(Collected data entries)
★ ★ ★ ★

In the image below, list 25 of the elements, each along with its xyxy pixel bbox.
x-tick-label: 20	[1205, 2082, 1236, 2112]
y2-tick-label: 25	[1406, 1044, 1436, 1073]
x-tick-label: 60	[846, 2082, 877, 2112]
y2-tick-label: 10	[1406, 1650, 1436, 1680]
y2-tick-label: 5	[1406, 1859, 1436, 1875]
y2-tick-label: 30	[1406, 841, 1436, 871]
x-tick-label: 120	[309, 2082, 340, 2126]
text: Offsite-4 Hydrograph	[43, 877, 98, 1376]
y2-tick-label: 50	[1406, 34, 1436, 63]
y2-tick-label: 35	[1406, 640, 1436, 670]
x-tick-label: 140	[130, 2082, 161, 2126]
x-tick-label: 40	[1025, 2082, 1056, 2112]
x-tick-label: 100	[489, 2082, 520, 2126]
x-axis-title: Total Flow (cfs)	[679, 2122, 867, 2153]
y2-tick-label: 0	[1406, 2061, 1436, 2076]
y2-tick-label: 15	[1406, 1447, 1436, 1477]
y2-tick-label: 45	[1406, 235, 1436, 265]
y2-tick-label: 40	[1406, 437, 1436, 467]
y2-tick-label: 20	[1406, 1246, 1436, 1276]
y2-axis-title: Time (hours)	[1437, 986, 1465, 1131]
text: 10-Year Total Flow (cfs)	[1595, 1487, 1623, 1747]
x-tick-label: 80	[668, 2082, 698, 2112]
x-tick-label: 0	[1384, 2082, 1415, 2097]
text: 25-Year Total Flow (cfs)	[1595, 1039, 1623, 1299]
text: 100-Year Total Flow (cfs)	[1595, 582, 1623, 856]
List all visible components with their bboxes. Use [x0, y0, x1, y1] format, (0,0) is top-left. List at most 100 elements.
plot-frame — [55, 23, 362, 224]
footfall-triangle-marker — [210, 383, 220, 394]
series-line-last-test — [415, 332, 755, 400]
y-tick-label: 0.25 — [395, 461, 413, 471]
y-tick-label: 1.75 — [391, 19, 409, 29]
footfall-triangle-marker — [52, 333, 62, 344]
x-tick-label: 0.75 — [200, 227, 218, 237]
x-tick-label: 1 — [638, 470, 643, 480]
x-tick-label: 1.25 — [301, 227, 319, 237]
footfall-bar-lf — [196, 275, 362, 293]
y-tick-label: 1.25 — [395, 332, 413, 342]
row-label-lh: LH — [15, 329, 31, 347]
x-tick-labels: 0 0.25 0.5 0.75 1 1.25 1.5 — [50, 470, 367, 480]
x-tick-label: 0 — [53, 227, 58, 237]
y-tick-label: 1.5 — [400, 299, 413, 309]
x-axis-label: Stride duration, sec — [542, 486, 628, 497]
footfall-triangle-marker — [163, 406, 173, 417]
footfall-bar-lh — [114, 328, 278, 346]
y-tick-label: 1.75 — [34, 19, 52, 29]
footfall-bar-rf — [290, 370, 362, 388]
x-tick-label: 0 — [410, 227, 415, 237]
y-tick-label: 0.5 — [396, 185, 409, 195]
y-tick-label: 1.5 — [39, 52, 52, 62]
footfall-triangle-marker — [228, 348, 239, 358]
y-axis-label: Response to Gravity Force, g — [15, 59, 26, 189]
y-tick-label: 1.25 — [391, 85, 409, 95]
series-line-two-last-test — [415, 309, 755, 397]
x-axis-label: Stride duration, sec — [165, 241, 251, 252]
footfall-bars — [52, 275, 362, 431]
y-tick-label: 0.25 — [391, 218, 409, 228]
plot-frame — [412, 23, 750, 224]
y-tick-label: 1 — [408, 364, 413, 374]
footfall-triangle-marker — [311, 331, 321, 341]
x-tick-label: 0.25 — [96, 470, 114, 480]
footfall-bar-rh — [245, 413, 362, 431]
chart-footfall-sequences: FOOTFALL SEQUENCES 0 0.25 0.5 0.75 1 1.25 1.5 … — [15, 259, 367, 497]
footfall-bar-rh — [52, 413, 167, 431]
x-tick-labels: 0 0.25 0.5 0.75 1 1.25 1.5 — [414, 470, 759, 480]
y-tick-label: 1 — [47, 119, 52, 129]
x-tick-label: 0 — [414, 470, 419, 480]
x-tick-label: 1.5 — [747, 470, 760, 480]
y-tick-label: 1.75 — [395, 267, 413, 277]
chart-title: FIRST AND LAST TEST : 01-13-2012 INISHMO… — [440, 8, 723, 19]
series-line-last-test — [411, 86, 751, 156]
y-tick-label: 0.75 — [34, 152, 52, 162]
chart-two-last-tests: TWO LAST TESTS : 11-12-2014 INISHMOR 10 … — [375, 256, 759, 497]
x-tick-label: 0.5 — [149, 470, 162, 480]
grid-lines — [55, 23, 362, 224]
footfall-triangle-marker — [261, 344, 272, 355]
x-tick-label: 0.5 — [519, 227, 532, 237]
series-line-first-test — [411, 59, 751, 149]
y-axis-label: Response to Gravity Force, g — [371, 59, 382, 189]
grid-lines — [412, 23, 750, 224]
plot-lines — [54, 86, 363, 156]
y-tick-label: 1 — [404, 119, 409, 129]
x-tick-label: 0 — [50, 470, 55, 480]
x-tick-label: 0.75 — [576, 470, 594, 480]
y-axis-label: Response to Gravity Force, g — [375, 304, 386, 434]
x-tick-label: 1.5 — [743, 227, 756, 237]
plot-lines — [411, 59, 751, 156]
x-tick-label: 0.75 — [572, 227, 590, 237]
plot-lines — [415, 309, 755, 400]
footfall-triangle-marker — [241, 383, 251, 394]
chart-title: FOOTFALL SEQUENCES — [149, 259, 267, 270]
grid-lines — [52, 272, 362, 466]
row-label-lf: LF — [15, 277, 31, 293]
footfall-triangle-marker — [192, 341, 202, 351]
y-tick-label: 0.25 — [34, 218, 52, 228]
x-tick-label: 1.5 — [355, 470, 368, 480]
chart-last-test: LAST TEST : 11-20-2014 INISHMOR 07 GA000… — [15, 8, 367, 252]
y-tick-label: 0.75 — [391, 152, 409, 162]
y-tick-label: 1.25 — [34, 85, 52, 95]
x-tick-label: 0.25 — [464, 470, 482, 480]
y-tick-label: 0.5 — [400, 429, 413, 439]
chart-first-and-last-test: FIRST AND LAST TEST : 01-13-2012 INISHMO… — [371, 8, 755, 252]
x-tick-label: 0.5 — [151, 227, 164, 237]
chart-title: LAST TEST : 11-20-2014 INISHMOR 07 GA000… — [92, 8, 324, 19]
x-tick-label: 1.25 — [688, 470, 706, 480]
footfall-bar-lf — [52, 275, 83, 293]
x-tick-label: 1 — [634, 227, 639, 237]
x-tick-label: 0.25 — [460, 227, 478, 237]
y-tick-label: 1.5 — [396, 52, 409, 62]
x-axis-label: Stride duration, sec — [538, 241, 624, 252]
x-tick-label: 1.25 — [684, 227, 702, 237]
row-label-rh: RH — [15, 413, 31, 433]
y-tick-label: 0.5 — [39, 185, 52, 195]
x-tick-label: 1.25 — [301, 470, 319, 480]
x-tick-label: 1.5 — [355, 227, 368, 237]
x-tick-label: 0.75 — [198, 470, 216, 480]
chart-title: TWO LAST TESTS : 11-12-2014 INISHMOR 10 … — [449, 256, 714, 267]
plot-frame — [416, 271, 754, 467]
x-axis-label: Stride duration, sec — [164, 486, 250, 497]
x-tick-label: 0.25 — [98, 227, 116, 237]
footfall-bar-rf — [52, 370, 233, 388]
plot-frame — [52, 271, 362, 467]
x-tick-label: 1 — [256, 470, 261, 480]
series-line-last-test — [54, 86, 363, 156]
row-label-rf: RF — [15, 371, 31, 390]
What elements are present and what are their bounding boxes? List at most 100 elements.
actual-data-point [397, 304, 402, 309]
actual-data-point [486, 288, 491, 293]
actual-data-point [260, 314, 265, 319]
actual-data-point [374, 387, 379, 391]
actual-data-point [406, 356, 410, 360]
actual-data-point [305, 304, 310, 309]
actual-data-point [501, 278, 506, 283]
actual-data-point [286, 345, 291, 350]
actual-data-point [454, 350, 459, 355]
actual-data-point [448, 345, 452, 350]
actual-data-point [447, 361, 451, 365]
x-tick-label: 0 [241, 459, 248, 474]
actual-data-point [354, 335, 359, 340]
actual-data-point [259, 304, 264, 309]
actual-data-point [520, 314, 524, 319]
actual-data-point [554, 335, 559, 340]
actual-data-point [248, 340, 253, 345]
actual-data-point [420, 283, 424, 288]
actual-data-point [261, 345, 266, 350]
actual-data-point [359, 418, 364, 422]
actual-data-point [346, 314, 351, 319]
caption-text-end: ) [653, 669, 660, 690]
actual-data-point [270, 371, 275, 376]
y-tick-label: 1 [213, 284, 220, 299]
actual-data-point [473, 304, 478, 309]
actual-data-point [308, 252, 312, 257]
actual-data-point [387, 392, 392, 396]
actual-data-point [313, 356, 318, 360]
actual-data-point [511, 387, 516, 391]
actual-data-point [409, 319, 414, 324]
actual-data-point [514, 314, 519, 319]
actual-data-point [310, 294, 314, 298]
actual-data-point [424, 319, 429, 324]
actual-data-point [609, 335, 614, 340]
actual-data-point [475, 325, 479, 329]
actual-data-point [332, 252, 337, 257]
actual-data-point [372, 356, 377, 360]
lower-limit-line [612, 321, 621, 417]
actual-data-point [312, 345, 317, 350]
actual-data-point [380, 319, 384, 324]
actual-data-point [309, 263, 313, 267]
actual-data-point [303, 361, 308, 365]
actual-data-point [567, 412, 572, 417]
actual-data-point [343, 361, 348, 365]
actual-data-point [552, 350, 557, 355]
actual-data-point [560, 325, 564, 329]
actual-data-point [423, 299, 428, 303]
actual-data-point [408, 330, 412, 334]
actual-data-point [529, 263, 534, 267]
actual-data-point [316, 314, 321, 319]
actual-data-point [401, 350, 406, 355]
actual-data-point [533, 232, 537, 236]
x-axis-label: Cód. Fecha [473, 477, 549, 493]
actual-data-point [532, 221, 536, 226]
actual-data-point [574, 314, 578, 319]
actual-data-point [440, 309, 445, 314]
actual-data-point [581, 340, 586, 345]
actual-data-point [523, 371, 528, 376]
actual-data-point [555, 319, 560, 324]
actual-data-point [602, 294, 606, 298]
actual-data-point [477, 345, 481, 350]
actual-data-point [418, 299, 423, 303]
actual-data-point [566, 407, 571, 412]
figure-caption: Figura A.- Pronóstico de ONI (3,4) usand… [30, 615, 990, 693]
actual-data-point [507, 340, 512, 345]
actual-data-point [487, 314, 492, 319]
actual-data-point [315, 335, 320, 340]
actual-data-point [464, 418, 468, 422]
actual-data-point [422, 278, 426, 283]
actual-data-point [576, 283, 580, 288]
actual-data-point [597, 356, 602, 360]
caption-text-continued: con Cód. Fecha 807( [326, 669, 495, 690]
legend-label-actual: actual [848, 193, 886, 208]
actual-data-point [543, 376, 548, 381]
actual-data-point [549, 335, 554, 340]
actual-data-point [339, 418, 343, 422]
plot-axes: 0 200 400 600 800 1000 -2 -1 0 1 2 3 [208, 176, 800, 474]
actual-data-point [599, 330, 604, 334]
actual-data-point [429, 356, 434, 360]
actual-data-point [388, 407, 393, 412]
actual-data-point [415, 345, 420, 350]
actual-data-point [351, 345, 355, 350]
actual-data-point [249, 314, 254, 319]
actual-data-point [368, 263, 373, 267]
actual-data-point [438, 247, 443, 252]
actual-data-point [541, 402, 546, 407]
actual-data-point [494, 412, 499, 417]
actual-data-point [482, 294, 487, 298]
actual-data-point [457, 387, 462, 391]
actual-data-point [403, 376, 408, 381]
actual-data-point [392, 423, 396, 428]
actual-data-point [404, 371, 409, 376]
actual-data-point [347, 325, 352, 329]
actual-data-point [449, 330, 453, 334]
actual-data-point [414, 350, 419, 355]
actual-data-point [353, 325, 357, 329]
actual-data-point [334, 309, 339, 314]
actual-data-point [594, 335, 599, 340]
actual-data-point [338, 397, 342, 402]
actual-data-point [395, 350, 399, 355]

★ ★ ★ ★

• _Written instruction_: Copy out the lines from the start of the records through the line containing "x-tick-label: 0.75 — [200, 227, 218, 237]", including both ends.

• _Solution to the exercise_:
In the image below, list 25 of the elements, each along with its xyxy pixel bbox.
x-tick-label: 20	[1205, 2082, 1236, 2112]
y2-tick-label: 25	[1406, 1044, 1436, 1073]
x-tick-label: 60	[846, 2082, 877, 2112]
y2-tick-label: 10	[1406, 1650, 1436, 1680]
y2-tick-label: 5	[1406, 1859, 1436, 1875]
y2-tick-label: 30	[1406, 841, 1436, 871]
x-tick-label: 120	[309, 2082, 340, 2126]
text: Offsite-4 Hydrograph	[43, 877, 98, 1376]
y2-tick-label: 50	[1406, 34, 1436, 63]
y2-tick-label: 35	[1406, 640, 1436, 670]
x-tick-label: 140	[130, 2082, 161, 2126]
x-tick-label: 40	[1025, 2082, 1056, 2112]
x-tick-label: 100	[489, 2082, 520, 2126]
x-axis-title: Total Flow (cfs)	[679, 2122, 867, 2153]
y2-tick-label: 0	[1406, 2061, 1436, 2076]
y2-tick-label: 15	[1406, 1447, 1436, 1477]
y2-tick-label: 45	[1406, 235, 1436, 265]
y2-tick-label: 40	[1406, 437, 1436, 467]
y2-tick-label: 20	[1406, 1246, 1436, 1276]
y2-axis-title: Time (hours)	[1437, 986, 1465, 1131]
text: 10-Year Total Flow (cfs)	[1595, 1487, 1623, 1747]
x-tick-label: 80	[668, 2082, 698, 2112]
x-tick-label: 0	[1384, 2082, 1415, 2097]
text: 25-Year Total Flow (cfs)	[1595, 1039, 1623, 1299]
text: 100-Year Total Flow (cfs)	[1595, 582, 1623, 856]
List all visible components with their bboxes. Use [x0, y0, x1, y1] format, (0,0) is top-left. List at most 100 elements.
plot-frame — [55, 23, 362, 224]
footfall-triangle-marker — [210, 383, 220, 394]
series-line-last-test — [415, 332, 755, 400]
y-tick-label: 0.25 — [395, 461, 413, 471]
y-tick-label: 1.75 — [391, 19, 409, 29]
footfall-triangle-marker — [52, 333, 62, 344]
x-tick-label: 0.75 — [200, 227, 218, 237]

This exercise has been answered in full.